* Start *
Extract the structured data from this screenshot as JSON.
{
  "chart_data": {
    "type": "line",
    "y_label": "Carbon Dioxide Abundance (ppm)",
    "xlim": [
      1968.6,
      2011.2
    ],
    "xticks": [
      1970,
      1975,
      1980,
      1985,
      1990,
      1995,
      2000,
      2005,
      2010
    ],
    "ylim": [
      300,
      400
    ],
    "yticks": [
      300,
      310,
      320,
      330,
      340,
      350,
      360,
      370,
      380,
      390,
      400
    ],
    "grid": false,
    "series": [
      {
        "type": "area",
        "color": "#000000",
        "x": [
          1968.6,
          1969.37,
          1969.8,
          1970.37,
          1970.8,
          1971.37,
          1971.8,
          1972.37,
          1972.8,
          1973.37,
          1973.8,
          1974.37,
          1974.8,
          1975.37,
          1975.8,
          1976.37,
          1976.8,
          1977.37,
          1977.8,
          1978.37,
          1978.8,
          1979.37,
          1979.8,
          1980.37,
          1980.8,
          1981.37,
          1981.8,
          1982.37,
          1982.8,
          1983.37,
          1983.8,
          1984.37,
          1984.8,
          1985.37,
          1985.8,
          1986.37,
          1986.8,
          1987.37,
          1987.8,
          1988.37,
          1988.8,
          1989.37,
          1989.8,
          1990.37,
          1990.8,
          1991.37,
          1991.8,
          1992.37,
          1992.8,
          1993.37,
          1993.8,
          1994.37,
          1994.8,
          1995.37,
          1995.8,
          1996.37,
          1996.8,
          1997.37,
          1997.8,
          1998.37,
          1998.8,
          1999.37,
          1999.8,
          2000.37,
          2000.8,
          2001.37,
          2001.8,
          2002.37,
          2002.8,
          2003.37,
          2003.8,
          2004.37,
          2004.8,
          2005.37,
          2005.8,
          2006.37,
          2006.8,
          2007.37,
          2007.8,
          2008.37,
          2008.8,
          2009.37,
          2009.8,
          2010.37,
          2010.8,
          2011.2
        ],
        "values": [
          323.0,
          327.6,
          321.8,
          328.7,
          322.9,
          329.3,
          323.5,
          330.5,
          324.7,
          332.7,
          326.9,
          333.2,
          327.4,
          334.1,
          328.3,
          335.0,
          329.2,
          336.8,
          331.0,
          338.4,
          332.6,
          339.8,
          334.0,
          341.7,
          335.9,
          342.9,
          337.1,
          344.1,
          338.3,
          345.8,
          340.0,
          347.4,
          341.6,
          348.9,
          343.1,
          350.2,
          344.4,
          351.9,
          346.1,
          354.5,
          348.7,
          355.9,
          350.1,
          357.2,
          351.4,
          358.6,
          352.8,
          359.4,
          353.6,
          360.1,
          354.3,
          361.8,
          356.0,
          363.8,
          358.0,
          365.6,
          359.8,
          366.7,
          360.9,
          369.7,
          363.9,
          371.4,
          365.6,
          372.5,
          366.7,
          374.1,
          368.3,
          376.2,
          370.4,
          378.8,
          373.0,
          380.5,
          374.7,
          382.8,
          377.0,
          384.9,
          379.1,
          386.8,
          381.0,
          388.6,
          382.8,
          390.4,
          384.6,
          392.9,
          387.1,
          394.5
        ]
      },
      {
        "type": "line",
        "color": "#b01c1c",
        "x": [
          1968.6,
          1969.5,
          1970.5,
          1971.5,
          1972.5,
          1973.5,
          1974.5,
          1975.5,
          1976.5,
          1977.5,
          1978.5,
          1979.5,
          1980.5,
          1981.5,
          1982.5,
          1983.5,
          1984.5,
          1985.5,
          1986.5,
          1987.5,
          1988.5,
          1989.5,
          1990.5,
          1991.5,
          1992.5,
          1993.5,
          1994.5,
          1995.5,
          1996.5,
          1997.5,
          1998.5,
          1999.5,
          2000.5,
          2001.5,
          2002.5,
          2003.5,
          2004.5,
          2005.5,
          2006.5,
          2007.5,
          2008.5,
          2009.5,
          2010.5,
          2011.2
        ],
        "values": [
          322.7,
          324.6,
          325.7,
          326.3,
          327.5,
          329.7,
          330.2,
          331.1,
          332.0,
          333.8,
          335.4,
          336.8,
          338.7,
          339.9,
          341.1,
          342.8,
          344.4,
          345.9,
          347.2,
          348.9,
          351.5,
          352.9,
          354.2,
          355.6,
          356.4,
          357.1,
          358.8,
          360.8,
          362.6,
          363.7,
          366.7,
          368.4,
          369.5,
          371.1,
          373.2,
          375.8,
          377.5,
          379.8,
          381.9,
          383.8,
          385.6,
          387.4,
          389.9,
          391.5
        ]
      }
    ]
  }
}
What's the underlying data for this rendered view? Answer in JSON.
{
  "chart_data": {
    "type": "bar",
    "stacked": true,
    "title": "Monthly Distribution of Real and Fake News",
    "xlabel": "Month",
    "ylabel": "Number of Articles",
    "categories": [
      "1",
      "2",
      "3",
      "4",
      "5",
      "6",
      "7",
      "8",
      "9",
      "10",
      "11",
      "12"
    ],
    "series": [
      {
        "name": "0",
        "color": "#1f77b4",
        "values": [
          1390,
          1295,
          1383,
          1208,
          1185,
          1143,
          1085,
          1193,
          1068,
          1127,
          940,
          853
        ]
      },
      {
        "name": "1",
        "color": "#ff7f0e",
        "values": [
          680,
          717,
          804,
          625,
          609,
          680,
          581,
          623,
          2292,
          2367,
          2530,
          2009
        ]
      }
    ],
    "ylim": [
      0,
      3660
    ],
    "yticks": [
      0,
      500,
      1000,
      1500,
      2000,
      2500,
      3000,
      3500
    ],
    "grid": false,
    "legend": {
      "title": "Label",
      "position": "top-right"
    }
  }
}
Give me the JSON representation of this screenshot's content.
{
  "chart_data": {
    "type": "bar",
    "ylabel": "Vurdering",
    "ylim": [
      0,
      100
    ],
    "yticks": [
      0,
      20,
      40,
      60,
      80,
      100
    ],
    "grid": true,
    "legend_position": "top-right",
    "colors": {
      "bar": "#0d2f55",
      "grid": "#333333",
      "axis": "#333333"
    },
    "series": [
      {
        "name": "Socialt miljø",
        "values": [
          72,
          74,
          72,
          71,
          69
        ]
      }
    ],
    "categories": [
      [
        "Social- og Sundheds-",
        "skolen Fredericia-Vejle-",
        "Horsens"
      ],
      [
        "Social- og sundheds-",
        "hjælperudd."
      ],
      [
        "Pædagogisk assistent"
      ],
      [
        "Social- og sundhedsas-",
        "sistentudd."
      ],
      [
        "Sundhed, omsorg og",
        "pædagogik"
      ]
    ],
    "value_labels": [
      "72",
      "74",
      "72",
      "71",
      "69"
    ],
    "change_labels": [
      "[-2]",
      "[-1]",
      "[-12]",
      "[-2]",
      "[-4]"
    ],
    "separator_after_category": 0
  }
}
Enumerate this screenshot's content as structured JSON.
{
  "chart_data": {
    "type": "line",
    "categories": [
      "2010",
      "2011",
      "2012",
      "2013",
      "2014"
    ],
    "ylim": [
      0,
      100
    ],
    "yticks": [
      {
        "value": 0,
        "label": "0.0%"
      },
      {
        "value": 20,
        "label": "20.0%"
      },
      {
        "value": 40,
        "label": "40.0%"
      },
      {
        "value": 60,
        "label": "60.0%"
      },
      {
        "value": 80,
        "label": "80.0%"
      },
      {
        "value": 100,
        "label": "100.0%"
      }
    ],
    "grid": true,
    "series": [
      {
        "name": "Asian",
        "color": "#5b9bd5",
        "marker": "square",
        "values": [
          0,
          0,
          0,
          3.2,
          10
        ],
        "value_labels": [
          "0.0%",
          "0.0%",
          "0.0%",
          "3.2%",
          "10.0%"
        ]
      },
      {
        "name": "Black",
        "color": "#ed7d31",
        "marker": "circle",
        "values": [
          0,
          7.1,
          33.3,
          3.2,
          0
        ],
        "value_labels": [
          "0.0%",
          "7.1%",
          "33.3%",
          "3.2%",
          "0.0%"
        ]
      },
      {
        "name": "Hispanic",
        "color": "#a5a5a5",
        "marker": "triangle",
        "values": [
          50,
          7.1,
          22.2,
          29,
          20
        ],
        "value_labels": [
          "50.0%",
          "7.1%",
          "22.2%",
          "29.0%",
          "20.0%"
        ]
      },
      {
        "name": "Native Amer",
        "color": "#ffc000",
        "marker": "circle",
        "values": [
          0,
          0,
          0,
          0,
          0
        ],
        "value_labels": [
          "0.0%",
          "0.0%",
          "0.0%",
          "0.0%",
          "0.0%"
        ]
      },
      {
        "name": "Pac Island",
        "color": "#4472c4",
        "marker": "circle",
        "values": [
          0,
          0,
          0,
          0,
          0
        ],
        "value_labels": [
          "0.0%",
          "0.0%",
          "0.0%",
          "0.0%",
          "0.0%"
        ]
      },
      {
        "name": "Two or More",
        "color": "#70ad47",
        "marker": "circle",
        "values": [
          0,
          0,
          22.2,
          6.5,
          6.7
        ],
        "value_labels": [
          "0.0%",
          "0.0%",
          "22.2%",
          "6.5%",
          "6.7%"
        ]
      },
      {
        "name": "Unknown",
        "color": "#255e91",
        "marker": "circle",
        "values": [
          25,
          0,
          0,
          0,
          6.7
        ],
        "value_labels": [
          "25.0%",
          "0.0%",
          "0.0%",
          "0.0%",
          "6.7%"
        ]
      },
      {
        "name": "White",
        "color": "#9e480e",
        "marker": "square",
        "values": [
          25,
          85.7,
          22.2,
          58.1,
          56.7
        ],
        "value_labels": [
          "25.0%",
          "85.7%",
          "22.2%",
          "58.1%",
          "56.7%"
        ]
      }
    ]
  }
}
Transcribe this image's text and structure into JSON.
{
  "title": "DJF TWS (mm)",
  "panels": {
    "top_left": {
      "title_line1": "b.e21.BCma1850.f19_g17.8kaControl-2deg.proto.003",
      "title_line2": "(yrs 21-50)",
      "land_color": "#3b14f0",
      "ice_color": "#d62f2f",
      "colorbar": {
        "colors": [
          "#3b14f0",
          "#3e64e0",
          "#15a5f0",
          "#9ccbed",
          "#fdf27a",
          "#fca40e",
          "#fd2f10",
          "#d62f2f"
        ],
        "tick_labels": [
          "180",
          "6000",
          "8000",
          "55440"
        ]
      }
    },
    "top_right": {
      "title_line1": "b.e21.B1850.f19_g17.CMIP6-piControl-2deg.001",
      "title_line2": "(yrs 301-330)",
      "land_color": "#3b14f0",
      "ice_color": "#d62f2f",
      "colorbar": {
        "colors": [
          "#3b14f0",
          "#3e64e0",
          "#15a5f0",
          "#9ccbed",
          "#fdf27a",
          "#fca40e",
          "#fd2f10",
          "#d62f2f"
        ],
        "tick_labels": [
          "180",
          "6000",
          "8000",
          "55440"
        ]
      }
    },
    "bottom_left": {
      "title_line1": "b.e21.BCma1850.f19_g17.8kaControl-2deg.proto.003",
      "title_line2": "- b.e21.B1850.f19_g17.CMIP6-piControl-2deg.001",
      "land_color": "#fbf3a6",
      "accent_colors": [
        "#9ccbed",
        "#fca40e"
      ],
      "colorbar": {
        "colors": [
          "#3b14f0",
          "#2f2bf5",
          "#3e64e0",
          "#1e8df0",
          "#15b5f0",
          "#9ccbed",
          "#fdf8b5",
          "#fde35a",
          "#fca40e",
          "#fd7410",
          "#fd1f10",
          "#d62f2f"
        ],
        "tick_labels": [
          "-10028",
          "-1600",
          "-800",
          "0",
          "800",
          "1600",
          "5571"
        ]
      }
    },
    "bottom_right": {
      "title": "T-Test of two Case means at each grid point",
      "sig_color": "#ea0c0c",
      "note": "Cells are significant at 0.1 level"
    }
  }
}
* End *
Locate all lines in the listing above with the word "JSON" and copy them.

• FULL SOLUTION:
Extract the structured data from this screenshot as JSON.
What's the underlying data for this rendered view? Answer in JSON.
Give me the JSON representation of this screenshot's content.
Enumerate this screenshot's content as structured JSON.
Transcribe this image's text and structure into JSON.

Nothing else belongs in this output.